## Entries provided
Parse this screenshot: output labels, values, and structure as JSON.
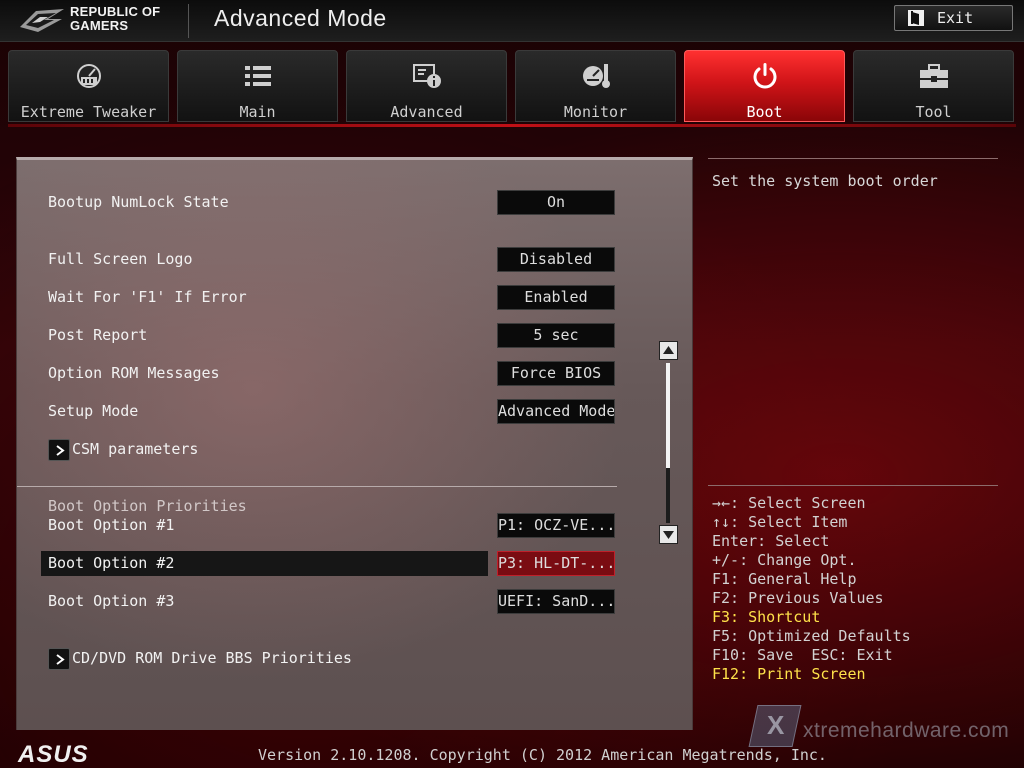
{
  "header": {
    "brand_line1": "REPUBLIC OF",
    "brand_line2": "GAMERS",
    "mode_title": "Advanced Mode",
    "exit_label": "Exit",
    "logo_icon": "rog-eye-icon",
    "exit_icon": "exit-door-icon"
  },
  "tabs": [
    {
      "label": "Extreme Tweaker",
      "icon": "extreme-tweaker-icon",
      "active": false
    },
    {
      "label": "Main",
      "icon": "list-icon",
      "active": false
    },
    {
      "label": "Advanced",
      "icon": "advanced-settings-icon",
      "active": false
    },
    {
      "label": "Monitor",
      "icon": "monitor-gauge-icon",
      "active": false
    },
    {
      "label": "Boot",
      "icon": "power-icon",
      "active": true
    },
    {
      "label": "Tool",
      "icon": "toolbox-icon",
      "active": false
    }
  ],
  "settings": {
    "numlock": {
      "label": "Bootup NumLock State",
      "value": "On"
    },
    "fullscreen_logo": {
      "label": "Full Screen Logo",
      "value": "Disabled"
    },
    "wait_f1": {
      "label": "Wait For 'F1' If Error",
      "value": "Enabled"
    },
    "post_report": {
      "label": "Post Report",
      "value": "5 sec"
    },
    "option_rom": {
      "label": "Option ROM Messages",
      "value": "Force BIOS"
    },
    "setup_mode": {
      "label": "Setup Mode",
      "value": "Advanced Mode"
    },
    "csm": {
      "label": "CSM parameters"
    }
  },
  "boot_priorities": {
    "section_title": "Boot Option Priorities",
    "options": [
      {
        "label": "Boot Option #1",
        "value": "P1: OCZ-VE..."
      },
      {
        "label": "Boot Option #2",
        "value": "P3: HL-DT-..."
      },
      {
        "label": "Boot Option #3",
        "value": "UEFI: SanD..."
      }
    ],
    "cddvd_submenu": "CD/DVD ROM Drive BBS Priorities"
  },
  "help": {
    "description": "Set the system boot order",
    "shortcuts": [
      {
        "text": "→←: Select Screen",
        "highlight": false
      },
      {
        "text": "↑↓: Select Item",
        "highlight": false
      },
      {
        "text": "Enter: Select",
        "highlight": false
      },
      {
        "text": "+/-: Change Opt.",
        "highlight": false
      },
      {
        "text": "F1: General Help",
        "highlight": false
      },
      {
        "text": "F2: Previous Values",
        "highlight": false
      },
      {
        "text": "F3: Shortcut",
        "highlight": true
      },
      {
        "text": "F5: Optimized Defaults",
        "highlight": false
      },
      {
        "text": "F10: Save  ESC: Exit",
        "highlight": false
      },
      {
        "text": "F12: Print Screen",
        "highlight": true
      }
    ]
  },
  "footer": {
    "brand": "ASUS",
    "version": "Version 2.10.1208. Copyright (C) 2012 American Megatrends, Inc.",
    "watermark": "xtremehardware.com",
    "watermark_badge": "X"
  },
  "colors": {
    "active_tab": "#d01418",
    "highlight_text": "#ffe24a",
    "panel_bg": "#6e6060",
    "value_bg": "#0a0a0a",
    "focus_value_bg": "#7a0c12"
  }
}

## Instructions to follow
Extract every line of the data exactly; pictures stay out.

## Result
Parse this screenshot: output labels, values, and structure as JSON.
{
  "header": {
    "brand_line1": "REPUBLIC OF",
    "brand_line2": "GAMERS",
    "mode_title": "Advanced Mode",
    "exit_label": "Exit",
    "logo_icon": "rog-eye-icon",
    "exit_icon": "exit-door-icon"
  },
  "tabs": [
    {
      "label": "Extreme Tweaker",
      "icon": "extreme-tweaker-icon",
      "active": false
    },
    {
      "label": "Main",
      "icon": "list-icon",
      "active": false
    },
    {
      "label": "Advanced",
      "icon": "advanced-settings-icon",
      "active": false
    },
    {
      "label": "Monitor",
      "icon": "monitor-gauge-icon",
      "active": false
    },
    {
      "label": "Boot",
      "icon": "power-icon",
      "active": true
    },
    {
      "label": "Tool",
      "icon": "toolbox-icon",
      "active": false
    }
  ],
  "settings": {
    "numlock": {
      "label": "Bootup NumLock State",
      "value": "On"
    },
    "fullscreen_logo": {
      "label": "Full Screen Logo",
      "value": "Disabled"
    },
    "wait_f1": {
      "label": "Wait For 'F1' If Error",
      "value": "Enabled"
    },
    "post_report": {
      "label": "Post Report",
      "value": "5 sec"
    },
    "option_rom": {
      "label": "Option ROM Messages",
      "value": "Force BIOS"
    },
    "setup_mode": {
      "label": "Setup Mode",
      "value": "Advanced Mode"
    },
    "csm": {
      "label": "CSM parameters"
    }
  },
  "boot_priorities": {
    "section_title": "Boot Option Priorities",
    "options": [
      {
        "label": "Boot Option #1",
        "value": "P1: OCZ-VE..."
      },
      {
        "label": "Boot Option #2",
        "value": "P3: HL-DT-..."
      },
      {
        "label": "Boot Option #3",
        "value": "UEFI: SanD..."
      }
    ],
    "cddvd_submenu": "CD/DVD ROM Drive BBS Priorities"
  },
  "help": {
    "description": "Set the system boot order",
    "shortcuts": [
      {
        "text": "→←: Select Screen",
        "highlight": false
      },
      {
        "text": "↑↓: Select Item",
        "highlight": false
      },
      {
        "text": "Enter: Select",
        "highlight": false
      },
      {
        "text": "+/-: Change Opt.",
        "highlight": false
      },
      {
        "text": "F1: General Help",
        "highlight": false
      },
      {
        "text": "F2: Previous Values",
        "highlight": false
      },
      {
        "text": "F3: Shortcut",
        "highlight": true
      },
      {
        "text": "F5: Optimized Defaults",
        "highlight": false
      },
      {
        "text": "F10: Save  ESC: Exit",
        "highlight": false
      },
      {
        "text": "F12: Print Screen",
        "highlight": true
      }
    ]
  },
  "footer": {
    "brand": "ASUS",
    "version": "Version 2.10.1208. Copyright (C) 2012 American Megatrends, Inc.",
    "watermark": "xtremehardware.com",
    "watermark_badge": "X"
  },
  "colors": {
    "active_tab": "#d01418",
    "highlight_text": "#ffe24a",
    "panel_bg": "#6e6060",
    "value_bg": "#0a0a0a",
    "focus_value_bg": "#7a0c12"
  }
}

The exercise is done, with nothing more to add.